**PROBLEM**
Look through the material below for "each". Copy every line that contains it.

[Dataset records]
——

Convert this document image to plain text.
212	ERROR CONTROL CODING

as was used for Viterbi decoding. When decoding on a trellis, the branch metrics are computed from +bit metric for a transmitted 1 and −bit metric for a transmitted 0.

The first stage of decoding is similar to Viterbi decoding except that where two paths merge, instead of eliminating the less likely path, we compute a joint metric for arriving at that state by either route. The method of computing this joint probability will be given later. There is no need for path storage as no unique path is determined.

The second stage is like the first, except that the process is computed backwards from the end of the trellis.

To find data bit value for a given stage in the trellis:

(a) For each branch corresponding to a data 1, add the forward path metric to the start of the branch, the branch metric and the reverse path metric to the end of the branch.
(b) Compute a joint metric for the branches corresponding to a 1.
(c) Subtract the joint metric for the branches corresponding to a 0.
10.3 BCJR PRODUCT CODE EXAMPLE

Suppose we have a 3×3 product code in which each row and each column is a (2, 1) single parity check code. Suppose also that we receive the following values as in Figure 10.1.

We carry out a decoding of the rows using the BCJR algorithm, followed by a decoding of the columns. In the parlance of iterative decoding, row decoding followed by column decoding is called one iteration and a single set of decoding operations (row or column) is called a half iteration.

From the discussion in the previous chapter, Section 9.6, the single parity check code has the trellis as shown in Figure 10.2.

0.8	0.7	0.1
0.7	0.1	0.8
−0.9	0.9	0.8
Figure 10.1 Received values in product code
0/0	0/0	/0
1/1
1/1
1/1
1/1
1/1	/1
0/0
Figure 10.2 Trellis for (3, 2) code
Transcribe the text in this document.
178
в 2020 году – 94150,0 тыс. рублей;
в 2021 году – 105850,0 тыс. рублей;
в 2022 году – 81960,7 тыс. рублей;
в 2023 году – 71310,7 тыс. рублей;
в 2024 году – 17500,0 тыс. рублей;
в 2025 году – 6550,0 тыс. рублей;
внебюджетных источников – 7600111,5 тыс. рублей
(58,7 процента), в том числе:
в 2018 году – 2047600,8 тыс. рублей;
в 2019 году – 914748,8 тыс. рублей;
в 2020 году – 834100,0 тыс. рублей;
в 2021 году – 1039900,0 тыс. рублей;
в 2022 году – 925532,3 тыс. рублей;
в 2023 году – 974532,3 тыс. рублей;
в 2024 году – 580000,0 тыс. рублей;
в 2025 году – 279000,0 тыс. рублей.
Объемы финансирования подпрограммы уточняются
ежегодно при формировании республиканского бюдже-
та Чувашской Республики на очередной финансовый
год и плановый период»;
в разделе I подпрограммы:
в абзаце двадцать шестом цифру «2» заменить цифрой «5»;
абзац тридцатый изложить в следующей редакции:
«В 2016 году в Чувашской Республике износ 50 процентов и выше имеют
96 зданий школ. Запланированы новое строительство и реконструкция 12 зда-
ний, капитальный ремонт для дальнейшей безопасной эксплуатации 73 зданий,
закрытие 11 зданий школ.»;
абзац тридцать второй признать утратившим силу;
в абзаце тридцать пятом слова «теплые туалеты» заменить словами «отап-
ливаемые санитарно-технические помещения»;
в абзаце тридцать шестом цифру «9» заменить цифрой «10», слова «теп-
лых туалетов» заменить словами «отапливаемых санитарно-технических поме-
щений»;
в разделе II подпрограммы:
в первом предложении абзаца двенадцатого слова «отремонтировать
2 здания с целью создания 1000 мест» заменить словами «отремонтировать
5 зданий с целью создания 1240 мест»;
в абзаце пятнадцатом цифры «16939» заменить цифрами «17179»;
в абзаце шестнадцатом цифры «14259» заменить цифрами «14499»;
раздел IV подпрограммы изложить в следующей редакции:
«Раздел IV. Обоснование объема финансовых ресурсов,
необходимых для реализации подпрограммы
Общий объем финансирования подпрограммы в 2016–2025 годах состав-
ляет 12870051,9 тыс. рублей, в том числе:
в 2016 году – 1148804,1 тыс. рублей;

——

**EXERCISE SOLUTION**
(a) For each branch corresponding to a data 1, add the forward path metric to the start of the branch, the branch metric and the reverse path metric to the end of the branch.
Suppose we have a 3×3 product code in which each row and each column is a (2, 1) single parity check code. Suppose also that we receive the following values as in Figure 10.1.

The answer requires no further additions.